**DATA SHOWN**:
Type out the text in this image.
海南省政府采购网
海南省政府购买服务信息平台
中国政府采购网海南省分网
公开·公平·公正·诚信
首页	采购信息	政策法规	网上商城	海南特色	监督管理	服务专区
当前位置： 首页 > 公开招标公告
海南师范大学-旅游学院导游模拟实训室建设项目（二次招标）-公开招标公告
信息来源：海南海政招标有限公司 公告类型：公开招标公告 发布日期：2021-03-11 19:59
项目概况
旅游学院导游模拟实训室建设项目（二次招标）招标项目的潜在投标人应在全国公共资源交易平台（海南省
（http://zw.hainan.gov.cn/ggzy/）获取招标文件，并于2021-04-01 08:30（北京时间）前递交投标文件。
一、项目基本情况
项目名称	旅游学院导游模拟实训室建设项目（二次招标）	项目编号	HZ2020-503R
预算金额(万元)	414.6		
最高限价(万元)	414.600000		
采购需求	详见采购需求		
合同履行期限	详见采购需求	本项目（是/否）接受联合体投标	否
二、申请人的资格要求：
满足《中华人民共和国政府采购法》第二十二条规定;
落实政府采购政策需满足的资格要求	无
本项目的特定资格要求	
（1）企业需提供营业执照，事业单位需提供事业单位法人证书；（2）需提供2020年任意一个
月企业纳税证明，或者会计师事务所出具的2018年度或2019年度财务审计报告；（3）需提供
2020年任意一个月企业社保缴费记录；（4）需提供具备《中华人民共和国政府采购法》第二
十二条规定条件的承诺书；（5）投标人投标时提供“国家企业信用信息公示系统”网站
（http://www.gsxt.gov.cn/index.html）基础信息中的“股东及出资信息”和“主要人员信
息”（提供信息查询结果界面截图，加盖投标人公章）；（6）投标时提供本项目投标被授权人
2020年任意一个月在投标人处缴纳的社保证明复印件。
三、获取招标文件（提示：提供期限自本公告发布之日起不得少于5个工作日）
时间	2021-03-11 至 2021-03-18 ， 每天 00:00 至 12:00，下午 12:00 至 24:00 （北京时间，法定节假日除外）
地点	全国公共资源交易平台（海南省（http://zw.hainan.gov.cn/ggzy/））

**EXERCISE**: Pick out and copy every line that contains the word "获取招标文件".

**REPLY**:
（http://zw.hainan.gov.cn/ggzy/）获取招标文件，并于2021-04-01 08:30（北京时间）前递交投标文件。
三、获取招标文件（提示：提供期限自本公告发布之日起不得少于5个工作日）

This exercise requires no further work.